**Work instruction**.
Gather the lines from the material that contain "column".

**Input records**.
[Start of section]
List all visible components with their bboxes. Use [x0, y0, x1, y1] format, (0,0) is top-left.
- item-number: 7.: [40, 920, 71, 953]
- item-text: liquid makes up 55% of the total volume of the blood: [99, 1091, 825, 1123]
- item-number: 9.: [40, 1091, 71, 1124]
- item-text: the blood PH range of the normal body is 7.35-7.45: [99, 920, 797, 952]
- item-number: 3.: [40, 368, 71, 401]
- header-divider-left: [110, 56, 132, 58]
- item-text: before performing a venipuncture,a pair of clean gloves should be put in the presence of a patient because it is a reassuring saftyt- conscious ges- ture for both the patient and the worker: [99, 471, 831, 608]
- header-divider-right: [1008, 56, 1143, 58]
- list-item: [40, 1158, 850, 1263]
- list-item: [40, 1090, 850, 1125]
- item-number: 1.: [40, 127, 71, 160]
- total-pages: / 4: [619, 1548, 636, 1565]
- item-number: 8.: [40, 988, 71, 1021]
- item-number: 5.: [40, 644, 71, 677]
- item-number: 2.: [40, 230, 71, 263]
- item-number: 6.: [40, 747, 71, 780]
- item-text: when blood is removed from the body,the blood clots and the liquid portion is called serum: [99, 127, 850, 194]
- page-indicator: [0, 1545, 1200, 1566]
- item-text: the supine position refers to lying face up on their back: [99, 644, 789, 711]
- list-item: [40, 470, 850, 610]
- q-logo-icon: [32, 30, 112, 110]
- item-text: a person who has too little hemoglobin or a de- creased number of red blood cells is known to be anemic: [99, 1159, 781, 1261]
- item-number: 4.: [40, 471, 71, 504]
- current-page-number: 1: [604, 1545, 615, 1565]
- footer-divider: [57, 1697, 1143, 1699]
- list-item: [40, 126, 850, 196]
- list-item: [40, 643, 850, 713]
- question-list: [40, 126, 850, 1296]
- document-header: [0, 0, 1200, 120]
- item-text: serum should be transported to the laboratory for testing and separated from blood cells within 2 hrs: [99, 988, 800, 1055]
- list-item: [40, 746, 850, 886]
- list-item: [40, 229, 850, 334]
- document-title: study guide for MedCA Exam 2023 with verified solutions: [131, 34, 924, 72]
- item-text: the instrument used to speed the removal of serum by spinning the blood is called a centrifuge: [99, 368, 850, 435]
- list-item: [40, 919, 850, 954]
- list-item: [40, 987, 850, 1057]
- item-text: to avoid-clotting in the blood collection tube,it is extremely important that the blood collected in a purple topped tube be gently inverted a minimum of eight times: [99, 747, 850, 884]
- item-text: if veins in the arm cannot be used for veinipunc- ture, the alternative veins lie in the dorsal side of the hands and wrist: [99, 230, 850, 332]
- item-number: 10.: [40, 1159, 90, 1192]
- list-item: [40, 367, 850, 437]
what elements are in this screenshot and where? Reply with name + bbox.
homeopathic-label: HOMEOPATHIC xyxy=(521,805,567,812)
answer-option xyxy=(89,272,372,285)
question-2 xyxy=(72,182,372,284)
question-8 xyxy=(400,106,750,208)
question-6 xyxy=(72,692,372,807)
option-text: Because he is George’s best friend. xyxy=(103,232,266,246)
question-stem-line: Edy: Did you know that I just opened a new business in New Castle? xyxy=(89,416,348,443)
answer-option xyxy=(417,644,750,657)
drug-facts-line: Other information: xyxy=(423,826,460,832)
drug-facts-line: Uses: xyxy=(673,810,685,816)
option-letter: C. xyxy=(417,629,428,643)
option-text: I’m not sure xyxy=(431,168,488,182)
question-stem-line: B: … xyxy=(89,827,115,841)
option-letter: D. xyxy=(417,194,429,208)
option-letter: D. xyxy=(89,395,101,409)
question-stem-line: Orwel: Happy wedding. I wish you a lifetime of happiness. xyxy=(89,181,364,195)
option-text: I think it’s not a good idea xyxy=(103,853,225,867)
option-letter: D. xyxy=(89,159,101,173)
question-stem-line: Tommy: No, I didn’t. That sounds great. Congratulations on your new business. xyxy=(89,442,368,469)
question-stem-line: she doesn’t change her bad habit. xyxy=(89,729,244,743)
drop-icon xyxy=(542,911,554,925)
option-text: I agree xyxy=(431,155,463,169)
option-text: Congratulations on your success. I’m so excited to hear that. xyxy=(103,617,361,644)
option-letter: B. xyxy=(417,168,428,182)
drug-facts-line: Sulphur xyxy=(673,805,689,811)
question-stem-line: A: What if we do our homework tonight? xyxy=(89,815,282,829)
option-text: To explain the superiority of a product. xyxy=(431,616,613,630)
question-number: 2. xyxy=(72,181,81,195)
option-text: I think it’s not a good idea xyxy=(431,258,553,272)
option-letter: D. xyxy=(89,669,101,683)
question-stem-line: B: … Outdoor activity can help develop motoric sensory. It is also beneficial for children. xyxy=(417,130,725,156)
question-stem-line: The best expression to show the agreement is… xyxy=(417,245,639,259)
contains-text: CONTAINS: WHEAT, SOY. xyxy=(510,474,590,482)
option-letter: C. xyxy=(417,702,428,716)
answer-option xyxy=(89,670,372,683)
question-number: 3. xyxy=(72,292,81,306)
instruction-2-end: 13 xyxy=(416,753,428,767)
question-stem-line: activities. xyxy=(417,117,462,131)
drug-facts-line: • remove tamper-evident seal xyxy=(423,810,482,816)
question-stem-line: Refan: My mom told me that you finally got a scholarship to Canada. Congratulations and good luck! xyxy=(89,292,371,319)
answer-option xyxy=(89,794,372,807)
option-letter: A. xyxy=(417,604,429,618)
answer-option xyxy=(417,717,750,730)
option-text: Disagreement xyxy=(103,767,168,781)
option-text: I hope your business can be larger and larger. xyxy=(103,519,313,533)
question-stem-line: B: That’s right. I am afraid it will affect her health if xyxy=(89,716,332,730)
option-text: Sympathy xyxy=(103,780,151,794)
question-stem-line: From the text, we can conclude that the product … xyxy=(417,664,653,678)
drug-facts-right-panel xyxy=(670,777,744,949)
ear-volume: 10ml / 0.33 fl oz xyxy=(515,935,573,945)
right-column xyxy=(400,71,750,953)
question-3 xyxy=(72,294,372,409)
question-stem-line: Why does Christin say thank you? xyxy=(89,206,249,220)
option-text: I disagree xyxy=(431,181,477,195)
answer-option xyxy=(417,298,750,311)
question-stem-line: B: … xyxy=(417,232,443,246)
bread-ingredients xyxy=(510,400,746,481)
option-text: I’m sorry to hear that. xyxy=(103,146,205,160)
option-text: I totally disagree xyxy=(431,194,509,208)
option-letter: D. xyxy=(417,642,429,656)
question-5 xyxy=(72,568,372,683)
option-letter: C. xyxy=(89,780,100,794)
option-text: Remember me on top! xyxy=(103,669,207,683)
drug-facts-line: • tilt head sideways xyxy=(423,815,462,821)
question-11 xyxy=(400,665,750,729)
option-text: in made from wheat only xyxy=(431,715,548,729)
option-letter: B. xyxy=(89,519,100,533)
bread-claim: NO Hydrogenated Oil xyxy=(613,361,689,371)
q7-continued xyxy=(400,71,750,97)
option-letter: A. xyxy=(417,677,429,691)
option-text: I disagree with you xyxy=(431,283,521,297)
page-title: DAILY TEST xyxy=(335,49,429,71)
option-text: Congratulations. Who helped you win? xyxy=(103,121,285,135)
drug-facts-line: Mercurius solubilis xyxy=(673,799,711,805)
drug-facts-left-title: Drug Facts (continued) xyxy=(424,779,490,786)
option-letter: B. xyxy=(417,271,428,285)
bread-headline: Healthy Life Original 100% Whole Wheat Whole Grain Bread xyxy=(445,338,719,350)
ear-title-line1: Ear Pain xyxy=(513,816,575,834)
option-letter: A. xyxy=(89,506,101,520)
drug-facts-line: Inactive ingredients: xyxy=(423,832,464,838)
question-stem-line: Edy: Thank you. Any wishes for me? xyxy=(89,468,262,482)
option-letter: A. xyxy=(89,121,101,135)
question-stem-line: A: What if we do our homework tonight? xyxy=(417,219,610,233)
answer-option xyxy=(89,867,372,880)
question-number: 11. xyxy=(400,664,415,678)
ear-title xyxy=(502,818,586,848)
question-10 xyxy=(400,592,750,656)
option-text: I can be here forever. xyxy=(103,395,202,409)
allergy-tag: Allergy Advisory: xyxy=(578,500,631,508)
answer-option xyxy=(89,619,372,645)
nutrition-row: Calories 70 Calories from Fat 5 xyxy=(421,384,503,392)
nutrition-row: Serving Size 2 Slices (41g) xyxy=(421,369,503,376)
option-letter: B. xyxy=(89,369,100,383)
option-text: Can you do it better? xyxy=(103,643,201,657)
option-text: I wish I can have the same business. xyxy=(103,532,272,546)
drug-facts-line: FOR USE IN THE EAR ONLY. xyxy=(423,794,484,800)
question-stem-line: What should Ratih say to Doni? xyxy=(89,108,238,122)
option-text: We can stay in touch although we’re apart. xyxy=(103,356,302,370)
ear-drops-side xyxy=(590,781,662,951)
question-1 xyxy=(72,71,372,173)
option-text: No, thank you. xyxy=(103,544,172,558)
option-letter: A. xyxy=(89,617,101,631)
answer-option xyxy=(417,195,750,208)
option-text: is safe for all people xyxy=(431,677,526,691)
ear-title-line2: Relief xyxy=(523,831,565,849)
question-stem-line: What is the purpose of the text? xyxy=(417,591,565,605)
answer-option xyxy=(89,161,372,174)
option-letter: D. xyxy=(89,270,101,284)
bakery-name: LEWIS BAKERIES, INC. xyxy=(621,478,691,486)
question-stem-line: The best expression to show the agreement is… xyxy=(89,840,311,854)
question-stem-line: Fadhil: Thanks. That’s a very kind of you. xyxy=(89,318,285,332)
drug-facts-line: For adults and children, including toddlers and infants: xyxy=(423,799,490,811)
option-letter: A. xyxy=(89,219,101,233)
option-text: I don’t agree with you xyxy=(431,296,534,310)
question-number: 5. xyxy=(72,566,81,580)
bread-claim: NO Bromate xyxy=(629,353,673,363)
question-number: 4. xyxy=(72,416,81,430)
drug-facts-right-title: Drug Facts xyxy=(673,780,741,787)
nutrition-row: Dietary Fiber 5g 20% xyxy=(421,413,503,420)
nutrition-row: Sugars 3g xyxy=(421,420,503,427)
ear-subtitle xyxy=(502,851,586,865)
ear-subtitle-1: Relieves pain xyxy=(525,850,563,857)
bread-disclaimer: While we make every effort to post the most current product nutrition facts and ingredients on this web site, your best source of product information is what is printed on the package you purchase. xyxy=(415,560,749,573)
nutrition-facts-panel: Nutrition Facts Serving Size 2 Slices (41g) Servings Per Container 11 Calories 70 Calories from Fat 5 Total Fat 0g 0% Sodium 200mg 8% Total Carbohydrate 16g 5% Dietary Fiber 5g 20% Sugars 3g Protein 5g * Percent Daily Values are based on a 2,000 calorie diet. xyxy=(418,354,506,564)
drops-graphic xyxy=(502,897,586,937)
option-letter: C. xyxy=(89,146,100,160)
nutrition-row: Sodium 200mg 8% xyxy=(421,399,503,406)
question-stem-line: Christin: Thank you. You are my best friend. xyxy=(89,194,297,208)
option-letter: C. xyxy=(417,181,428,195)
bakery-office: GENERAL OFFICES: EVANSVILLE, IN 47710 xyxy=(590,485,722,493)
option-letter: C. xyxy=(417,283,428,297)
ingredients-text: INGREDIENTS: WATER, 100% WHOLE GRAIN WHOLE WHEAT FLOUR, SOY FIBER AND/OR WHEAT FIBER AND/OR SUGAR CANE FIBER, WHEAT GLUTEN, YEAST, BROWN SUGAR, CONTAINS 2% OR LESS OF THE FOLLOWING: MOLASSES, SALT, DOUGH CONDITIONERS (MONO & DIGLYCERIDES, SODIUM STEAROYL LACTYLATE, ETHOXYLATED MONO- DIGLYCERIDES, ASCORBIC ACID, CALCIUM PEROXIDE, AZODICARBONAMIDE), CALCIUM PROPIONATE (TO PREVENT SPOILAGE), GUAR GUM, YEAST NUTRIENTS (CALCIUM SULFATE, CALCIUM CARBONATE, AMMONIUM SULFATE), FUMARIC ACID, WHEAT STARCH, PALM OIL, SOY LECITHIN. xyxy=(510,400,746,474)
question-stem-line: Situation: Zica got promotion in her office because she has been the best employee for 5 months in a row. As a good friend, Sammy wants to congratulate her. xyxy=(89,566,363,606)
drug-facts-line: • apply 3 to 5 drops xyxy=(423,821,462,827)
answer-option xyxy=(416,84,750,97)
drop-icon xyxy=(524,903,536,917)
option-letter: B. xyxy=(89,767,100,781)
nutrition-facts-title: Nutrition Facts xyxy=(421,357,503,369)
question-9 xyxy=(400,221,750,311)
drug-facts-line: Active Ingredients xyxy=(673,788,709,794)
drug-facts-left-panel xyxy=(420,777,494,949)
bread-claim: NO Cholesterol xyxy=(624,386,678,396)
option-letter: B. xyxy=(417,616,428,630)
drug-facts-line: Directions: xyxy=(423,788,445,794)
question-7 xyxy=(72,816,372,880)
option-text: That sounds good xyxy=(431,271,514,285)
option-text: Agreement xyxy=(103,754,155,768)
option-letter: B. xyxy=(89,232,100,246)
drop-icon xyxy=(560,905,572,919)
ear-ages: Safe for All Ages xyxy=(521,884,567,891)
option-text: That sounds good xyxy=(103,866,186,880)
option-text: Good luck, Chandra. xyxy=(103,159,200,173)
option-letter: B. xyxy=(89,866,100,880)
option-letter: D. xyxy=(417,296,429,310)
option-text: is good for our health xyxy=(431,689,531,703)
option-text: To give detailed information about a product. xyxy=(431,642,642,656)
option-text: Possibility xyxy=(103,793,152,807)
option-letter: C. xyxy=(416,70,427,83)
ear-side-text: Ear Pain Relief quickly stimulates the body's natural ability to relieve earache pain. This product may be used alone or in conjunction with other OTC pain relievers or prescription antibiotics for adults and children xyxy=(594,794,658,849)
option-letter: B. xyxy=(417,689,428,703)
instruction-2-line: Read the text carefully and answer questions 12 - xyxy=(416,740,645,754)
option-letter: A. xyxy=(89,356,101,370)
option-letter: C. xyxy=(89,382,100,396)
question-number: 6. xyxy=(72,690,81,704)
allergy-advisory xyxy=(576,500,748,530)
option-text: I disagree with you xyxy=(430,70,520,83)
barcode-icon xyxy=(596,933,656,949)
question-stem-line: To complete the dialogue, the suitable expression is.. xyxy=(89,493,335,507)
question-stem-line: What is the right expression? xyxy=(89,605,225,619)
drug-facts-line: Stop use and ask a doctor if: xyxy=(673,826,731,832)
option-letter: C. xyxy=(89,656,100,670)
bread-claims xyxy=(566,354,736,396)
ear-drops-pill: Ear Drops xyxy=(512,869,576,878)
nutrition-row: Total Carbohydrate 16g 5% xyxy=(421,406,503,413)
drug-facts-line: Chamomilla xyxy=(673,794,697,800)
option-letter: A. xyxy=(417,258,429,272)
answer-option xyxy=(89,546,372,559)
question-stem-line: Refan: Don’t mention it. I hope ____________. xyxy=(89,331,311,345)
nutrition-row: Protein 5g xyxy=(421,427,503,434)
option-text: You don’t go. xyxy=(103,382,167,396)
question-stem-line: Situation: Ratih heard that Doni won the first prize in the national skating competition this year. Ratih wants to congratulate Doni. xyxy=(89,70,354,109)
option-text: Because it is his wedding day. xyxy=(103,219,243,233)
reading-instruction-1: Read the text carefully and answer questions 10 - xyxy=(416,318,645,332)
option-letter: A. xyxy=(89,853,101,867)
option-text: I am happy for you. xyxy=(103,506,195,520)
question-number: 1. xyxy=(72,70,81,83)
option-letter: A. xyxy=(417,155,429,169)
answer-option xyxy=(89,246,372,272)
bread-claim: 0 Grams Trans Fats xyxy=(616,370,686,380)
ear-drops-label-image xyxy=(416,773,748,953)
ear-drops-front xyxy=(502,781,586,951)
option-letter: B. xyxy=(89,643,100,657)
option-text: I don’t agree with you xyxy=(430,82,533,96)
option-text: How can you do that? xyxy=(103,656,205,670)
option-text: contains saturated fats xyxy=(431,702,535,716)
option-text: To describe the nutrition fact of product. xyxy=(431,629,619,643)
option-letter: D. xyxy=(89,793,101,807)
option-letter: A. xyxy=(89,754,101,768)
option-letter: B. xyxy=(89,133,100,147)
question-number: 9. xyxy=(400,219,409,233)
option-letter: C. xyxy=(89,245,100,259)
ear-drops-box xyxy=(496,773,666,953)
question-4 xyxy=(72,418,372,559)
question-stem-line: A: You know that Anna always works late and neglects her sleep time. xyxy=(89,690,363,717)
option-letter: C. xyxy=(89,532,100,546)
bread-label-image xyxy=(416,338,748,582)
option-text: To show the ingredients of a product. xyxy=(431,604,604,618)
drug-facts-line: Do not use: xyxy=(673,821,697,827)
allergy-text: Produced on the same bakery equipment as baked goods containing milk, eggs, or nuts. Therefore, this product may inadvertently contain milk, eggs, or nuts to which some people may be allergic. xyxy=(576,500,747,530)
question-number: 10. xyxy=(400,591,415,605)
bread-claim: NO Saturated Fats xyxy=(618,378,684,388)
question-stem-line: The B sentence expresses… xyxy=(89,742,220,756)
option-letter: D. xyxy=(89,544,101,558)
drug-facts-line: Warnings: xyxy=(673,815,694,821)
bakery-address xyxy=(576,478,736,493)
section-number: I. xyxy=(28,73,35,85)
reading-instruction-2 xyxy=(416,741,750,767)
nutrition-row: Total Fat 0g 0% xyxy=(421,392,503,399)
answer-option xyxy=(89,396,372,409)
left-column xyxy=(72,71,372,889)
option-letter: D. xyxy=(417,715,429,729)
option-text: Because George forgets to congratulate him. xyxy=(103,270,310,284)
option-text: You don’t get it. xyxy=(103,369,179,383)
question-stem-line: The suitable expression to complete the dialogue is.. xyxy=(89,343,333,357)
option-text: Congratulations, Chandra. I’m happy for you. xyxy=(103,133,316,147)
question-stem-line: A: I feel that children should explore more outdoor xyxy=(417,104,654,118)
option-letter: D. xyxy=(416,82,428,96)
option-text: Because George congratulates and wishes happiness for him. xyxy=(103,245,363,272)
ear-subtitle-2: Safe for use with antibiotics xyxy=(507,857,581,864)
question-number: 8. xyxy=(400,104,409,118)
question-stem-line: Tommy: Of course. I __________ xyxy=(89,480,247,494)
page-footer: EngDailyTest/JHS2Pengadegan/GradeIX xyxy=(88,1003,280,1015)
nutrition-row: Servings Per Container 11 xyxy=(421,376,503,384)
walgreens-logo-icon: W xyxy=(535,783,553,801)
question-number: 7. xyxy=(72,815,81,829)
[End of section]
**Expected answer**.
right-column xyxy=(400,71,750,953)
left-column xyxy=(72,71,372,889)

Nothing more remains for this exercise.